# Stated task:
Would you write out the listing verbatim and skip every picture in it?

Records
========================================

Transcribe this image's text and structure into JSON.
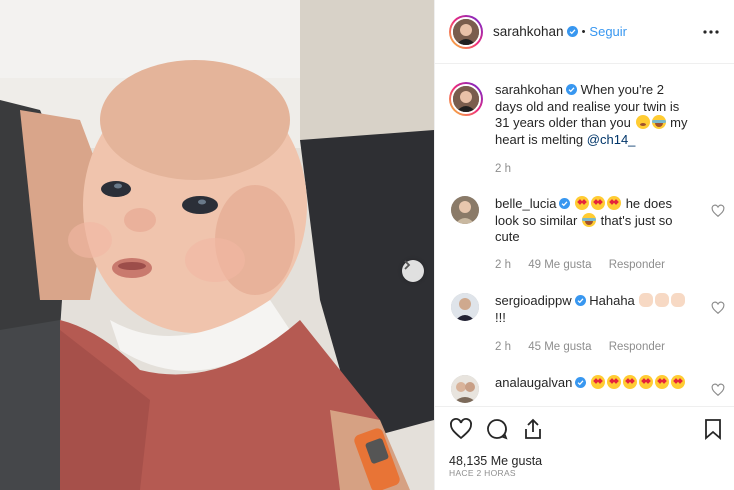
{
  "post": {
    "author": "sarahkohan",
    "follow_label": "Seguir",
    "separator": "•",
    "more_icon": "more-dots-icon",
    "caption": {
      "username": "sarahkohan",
      "text_part1": "When you're 2 days old and realise your twin is 31 years older than you",
      "text_part2": "my heart is melting",
      "mention": "@ch14_",
      "time": "2 h"
    },
    "likes": "48,135 Me gusta",
    "posted": "HACE 2 HORAS"
  },
  "comments": [
    {
      "username": "belle_lucia",
      "text_part1": "he does look so similar",
      "text_part2": "that's just so cute",
      "time": "2 h",
      "likes": "49 Me gusta",
      "reply": "Responder"
    },
    {
      "username": "sergioadippw",
      "text_part1": "Hahaha",
      "text_part2": "!!!",
      "time": "2 h",
      "likes": "45 Me gusta",
      "reply": "Responder"
    },
    {
      "username": "analaugalvan",
      "text_part1": "",
      "text_part2": ""
    }
  ],
  "colors": {
    "accent": "#3897f0",
    "verified": "#3897f0",
    "secondary_text": "#8e8e8e",
    "mention": "#003569"
  },
  "icons": [
    "heart-icon",
    "comment-icon",
    "share-icon",
    "bookmark-icon",
    "chevron-right-icon",
    "verified-badge-icon"
  ]
}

========================================

# Output below:
Transcribe this image's text and structure into JSON.
{
  "post": {
    "author": "sarahkohan",
    "follow_label": "Seguir",
    "separator": "•",
    "more_icon": "more-dots-icon",
    "caption": {
      "username": "sarahkohan",
      "text_part1": "When you're 2 days old and realise your twin is 31 years older than you",
      "text_part2": "my heart is melting",
      "mention": "@ch14_",
      "time": "2 h"
    },
    "likes": "48,135 Me gusta",
    "posted": "HACE 2 HORAS"
  },
  "comments": [
    {
      "username": "belle_lucia",
      "text_part1": "he does look so similar",
      "text_part2": "that's just so cute",
      "time": "2 h",
      "likes": "49 Me gusta",
      "reply": "Responder"
    },
    {
      "username": "sergioadippw",
      "text_part1": "Hahaha",
      "text_part2": "!!!",
      "time": "2 h",
      "likes": "45 Me gusta",
      "reply": "Responder"
    },
    {
      "username": "analaugalvan",
      "text_part1": "",
      "text_part2": ""
    }
  ],
  "colors": {
    "accent": "#3897f0",
    "verified": "#3897f0",
    "secondary_text": "#8e8e8e",
    "mention": "#003569"
  },
  "icons": [
    "heart-icon",
    "comment-icon",
    "share-icon",
    "bookmark-icon",
    "chevron-right-icon",
    "verified-badge-icon"
  ]
}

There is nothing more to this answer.